── Data ──
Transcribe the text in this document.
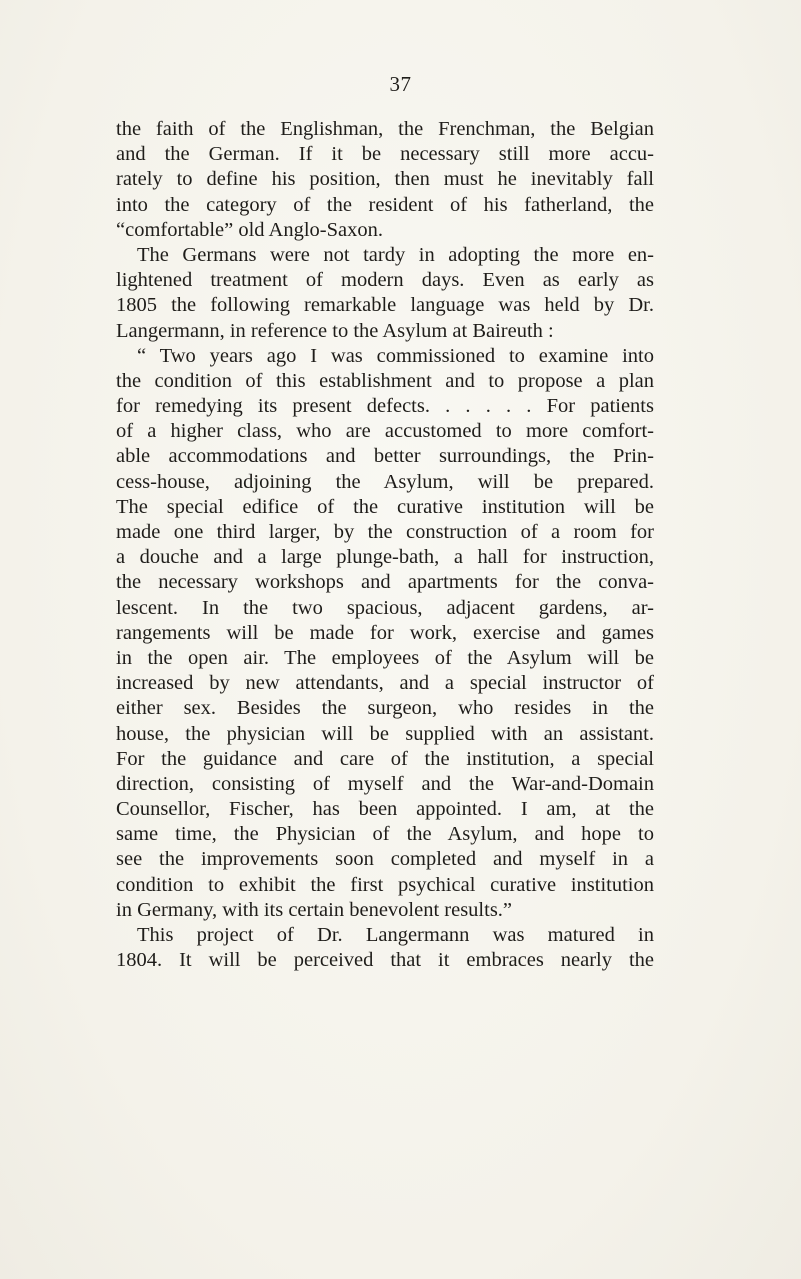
37
the faith of the Englishman, the Frenchman, the Belgian
and the German. If it be necessary still more accu-
rately to define his position, then must he inevitably fall
into the category of the resident of his fatherland, the
“comfortable” old Anglo-Saxon.
The Germans were not tardy in adopting the more en-
lightened treatment of modern days. Even as early as
1805 the following remarkable language was held by Dr.
Langermann, in reference to the Asylum at Baireuth :
“ Two years ago I was commissioned to examine into
the condition of this establishment and to propose a plan
for remedying its present defects. . . . . . For patients
of a higher class, who are accustomed to more comfort-
able accommodations and better surroundings, the Prin-
cess-house, adjoining the Asylum, will be prepared.
The special edifice of the curative institution will be
made one third larger, by the construction of a room for
a douche and a large plunge-bath, a hall for instruction,
the necessary workshops and apartments for the conva-
lescent. In the two spacious, adjacent gardens, ar-
rangements will be made for work, exercise and games
in the open air. The employees of the Asylum will be
increased by new attendants, and a special instructor of
either sex. Besides the surgeon, who resides in the
house, the physician will be supplied with an assistant.
For the guidance and care of the institution, a special
direction, consisting of myself and the War-and-Domain
Counsellor, Fischer, has been appointed. I am, at the
same time, the Physician of the Asylum, and hope to
see the improvements soon completed and myself in a
condition to exhibit the first psychical curative institution
in Germany, with its certain benevolent results.”
This project of Dr. Langermann was matured in
1804. It will be perceived that it embraces nearly the
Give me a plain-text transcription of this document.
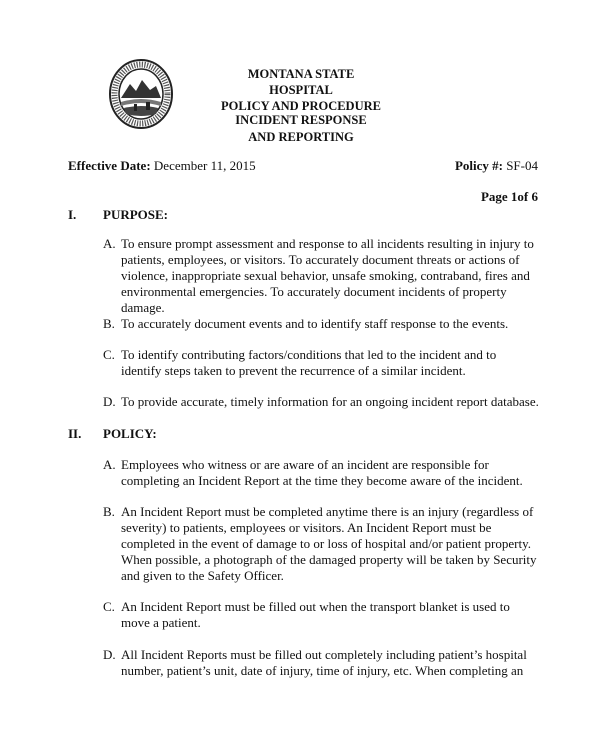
MONTANA STATE HOSPITAL
POLICY AND PROCEDURE
INCIDENT RESPONSE
AND REPORTING
Effective Date: December 11, 2015	Policy #: SF-04
Page 1of 6
I. PURPOSE:
A. To ensure prompt assessment and response to all incidents resulting in injury to patients, employees, or visitors. To accurately document threats or actions of violence, inappropriate sexual behavior, unsafe smoking, contraband, fires and environmental emergencies. To accurately document incidents of property damage.
B. To accurately document events and to identify staff response to the events.
C. To identify contributing factors/conditions that led to the incident and to identify steps taken to prevent the recurrence of a similar incident.
D. To provide accurate, timely information for an ongoing incident report database.
II. POLICY:
A. Employees who witness or are aware of an incident are responsible for completing an Incident Report at the time they become aware of the incident.
B. An Incident Report must be completed anytime there is an injury (regardless of severity) to patients, employees or visitors. An Incident Report must be completed in the event of damage to or loss of hospital and/or patient property. When possible, a photograph of the damaged property will be taken by Security and given to the Safety Officer.
C. An Incident Report must be filled out when the transport blanket is used to move a patient.
D. All Incident Reports must be filled out completely including patient’s hospital number, patient’s unit, date of injury, time of injury, etc. When completing an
───
Action item:
Your reply should be the number of lines in the entries that contain "Asylum", nothing more.

Solution to this problem:
4